GIVEN PROBLEM
Every entry below should be transcribed exactly; pictures stay out of the copy.

THE INPUT
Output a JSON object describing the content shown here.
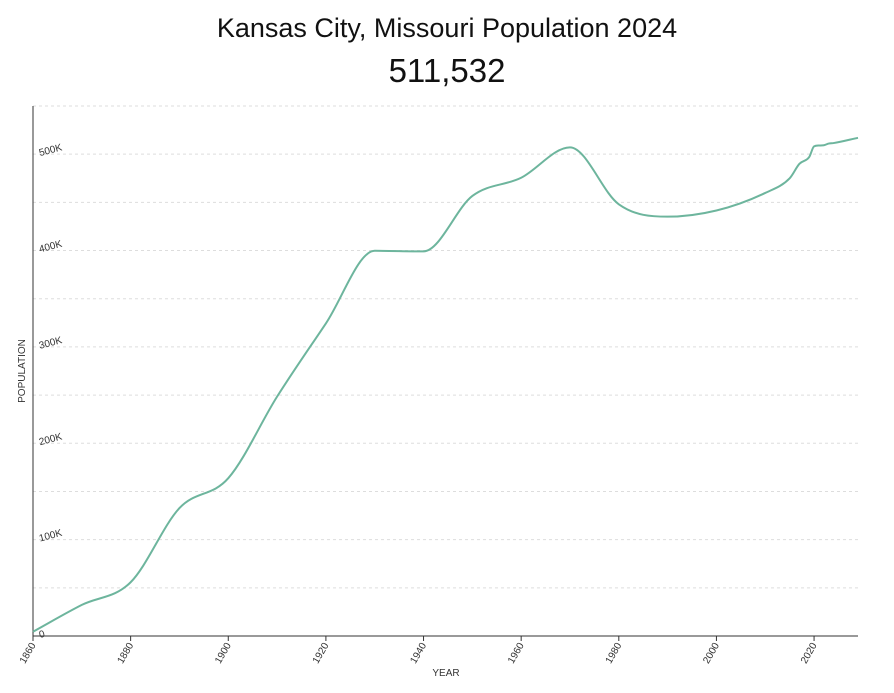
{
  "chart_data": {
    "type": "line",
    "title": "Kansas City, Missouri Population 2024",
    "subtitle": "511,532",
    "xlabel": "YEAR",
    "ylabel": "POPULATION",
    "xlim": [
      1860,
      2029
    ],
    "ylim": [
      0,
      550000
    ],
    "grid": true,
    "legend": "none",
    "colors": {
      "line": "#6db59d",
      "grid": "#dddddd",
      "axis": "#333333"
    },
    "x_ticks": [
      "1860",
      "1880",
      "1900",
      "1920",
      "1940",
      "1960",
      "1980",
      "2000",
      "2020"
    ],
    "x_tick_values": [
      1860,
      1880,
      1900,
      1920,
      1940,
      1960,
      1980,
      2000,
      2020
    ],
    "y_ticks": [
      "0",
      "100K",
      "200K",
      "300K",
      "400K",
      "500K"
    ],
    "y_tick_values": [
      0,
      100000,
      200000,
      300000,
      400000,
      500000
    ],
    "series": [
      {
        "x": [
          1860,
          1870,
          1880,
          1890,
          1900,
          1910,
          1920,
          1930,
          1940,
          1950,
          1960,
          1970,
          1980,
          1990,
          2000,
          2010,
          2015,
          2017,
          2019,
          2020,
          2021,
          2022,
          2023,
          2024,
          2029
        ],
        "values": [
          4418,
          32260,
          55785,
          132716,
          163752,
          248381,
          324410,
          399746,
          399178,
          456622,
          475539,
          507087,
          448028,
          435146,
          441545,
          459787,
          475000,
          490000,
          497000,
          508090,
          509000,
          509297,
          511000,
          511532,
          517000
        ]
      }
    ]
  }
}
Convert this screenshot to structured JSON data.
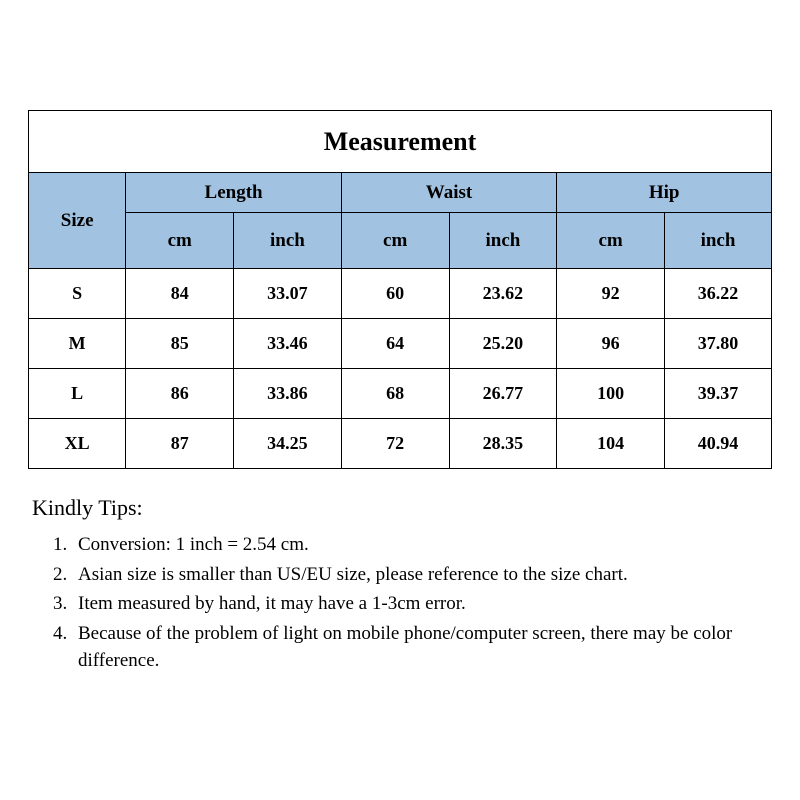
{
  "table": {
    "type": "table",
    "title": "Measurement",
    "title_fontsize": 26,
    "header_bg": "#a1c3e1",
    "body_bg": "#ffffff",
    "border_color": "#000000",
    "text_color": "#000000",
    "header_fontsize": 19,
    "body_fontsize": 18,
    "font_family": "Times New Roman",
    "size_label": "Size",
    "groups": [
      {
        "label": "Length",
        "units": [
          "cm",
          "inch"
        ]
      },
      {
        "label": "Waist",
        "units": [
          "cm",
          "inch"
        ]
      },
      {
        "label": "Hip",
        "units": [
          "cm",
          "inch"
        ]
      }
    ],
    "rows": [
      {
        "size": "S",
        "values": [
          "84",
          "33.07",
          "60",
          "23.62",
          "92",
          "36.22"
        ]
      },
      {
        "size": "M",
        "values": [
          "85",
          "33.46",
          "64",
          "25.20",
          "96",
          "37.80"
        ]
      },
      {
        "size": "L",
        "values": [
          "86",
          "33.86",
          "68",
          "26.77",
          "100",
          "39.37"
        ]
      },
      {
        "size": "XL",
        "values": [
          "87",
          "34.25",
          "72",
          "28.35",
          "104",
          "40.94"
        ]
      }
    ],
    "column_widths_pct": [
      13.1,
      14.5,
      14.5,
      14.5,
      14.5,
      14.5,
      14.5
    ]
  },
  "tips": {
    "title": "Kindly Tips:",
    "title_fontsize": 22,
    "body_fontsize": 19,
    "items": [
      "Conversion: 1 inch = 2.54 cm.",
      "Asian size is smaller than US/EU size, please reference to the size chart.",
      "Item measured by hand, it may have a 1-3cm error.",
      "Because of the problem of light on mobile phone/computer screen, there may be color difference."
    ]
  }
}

FULL RESPONSE
Output a JSON object describing the content shown here.
{
  "chart_data": {
    "type": "line",
    "title": "Kansas City, Missouri Population 2024",
    "subtitle": "511,532",
    "xlabel": "YEAR",
    "ylabel": "POPULATION",
    "xlim": [
      1860,
      2029
    ],
    "ylim": [
      0,
      550000
    ],
    "grid": true,
    "legend": "none",
    "colors": {
      "line": "#6db59d",
      "grid": "#dddddd",
      "axis": "#333333"
    },
    "x_ticks": [
      "1860",
      "1880",
      "1900",
      "1920",
      "1940",
      "1960",
      "1980",
      "2000",
      "2020"
    ],
    "x_tick_values": [
      1860,
      1880,
      1900,
      1920,
      1940,
      1960,
      1980,
      2000,
      2020
    ],
    "y_ticks": [
      "0",
      "100K",
      "200K",
      "300K",
      "400K",
      "500K"
    ],
    "y_tick_values": [
      0,
      100000,
      200000,
      300000,
      400000,
      500000
    ],
    "series": [
      {
        "x": [
          1860,
          1870,
          1880,
          1890,
          1900,
          1910,
          1920,
          1930,
          1940,
          1950,
          1960,
          1970,
          1980,
          1990,
          2000,
          2010,
          2015,
          2017,
          2019,
          2020,
          2021,
          2022,
          2023,
          2024,
          2029
        ],
        "values": [
          4418,
          32260,
          55785,
          132716,
          163752,
          248381,
          324410,
          399746,
          399178,
          456622,
          475539,
          507087,
          448028,
          435146,
          441545,
          459787,
          475000,
          490000,
          497000,
          508090,
          509000,
          509297,
          511000,
          511532,
          517000
        ]
      }
    ]
  }
}
Convert this screenshot to structured JSON data.
{
  "table": {
    "type": "table",
    "title": "Measurement",
    "title_fontsize": 26,
    "header_bg": "#a1c3e1",
    "body_bg": "#ffffff",
    "border_color": "#000000",
    "text_color": "#000000",
    "header_fontsize": 19,
    "body_fontsize": 18,
    "font_family": "Times New Roman",
    "size_label": "Size",
    "groups": [
      {
        "label": "Length",
        "units": [
          "cm",
          "inch"
        ]
      },
      {
        "label": "Waist",
        "units": [
          "cm",
          "inch"
        ]
      },
      {
        "label": "Hip",
        "units": [
          "cm",
          "inch"
        ]
      }
    ],
    "rows": [
      {
        "size": "S",
        "values": [
          "84",
          "33.07",
          "60",
          "23.62",
          "92",
          "36.22"
        ]
      },
      {
        "size": "M",
        "values": [
          "85",
          "33.46",
          "64",
          "25.20",
          "96",
          "37.80"
        ]
      },
      {
        "size": "L",
        "values": [
          "86",
          "33.86",
          "68",
          "26.77",
          "100",
          "39.37"
        ]
      },
      {
        "size": "XL",
        "values": [
          "87",
          "34.25",
          "72",
          "28.35",
          "104",
          "40.94"
        ]
      }
    ],
    "column_widths_pct": [
      13.1,
      14.5,
      14.5,
      14.5,
      14.5,
      14.5,
      14.5
    ]
  },
  "tips": {
    "title": "Kindly Tips:",
    "title_fontsize": 22,
    "body_fontsize": 19,
    "items": [
      "Conversion: 1 inch = 2.54 cm.",
      "Asian size is smaller than US/EU size, please reference to the size chart.",
      "Item measured by hand, it may have a 1-3cm error.",
      "Because of the problem of light on mobile phone/computer screen, there may be color difference."
    ]
  }
}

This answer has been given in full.